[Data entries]
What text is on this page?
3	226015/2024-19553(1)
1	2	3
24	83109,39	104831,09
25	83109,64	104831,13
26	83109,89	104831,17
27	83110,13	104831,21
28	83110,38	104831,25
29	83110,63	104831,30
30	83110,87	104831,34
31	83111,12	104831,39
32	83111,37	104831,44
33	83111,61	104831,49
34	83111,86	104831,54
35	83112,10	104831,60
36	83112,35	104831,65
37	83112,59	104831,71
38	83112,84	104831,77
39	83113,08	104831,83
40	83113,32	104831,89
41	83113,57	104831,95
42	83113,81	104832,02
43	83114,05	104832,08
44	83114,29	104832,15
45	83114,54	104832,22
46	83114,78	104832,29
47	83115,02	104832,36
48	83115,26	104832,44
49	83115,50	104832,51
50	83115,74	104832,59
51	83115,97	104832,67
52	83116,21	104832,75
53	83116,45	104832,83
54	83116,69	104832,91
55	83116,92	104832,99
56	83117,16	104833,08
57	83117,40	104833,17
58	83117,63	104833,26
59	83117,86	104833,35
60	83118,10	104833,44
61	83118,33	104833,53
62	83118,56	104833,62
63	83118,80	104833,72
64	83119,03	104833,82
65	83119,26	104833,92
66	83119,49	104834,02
...
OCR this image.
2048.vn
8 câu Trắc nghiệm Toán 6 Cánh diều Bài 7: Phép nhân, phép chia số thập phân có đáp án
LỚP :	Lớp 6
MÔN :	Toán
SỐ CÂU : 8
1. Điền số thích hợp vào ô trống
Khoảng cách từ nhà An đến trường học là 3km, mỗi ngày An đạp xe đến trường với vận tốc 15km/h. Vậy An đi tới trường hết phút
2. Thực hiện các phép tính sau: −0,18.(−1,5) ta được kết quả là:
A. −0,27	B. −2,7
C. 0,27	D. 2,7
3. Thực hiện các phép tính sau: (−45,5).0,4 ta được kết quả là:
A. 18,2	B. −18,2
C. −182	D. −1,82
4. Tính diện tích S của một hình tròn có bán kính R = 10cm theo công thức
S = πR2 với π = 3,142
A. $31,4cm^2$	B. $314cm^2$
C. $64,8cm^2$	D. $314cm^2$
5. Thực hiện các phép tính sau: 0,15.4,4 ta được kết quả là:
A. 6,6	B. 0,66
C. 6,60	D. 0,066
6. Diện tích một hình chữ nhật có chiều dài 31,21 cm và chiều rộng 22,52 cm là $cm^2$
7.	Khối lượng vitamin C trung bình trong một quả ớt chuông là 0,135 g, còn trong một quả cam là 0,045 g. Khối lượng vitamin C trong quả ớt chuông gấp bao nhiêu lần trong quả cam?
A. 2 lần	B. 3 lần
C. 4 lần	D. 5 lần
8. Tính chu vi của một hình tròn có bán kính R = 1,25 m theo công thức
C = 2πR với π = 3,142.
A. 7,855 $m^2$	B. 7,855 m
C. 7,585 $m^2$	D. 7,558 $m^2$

- [EXERCISE PROMPT]
Copy in full each line that holds the word "tròn".

- [ANSWER FOR THIS EXERCISE]
4. Tính diện tích S của một hình tròn có bán kính R = 10cm theo công thức
8. Tính chu vi của một hình tròn có bán kính R = 1,25 m theo công thức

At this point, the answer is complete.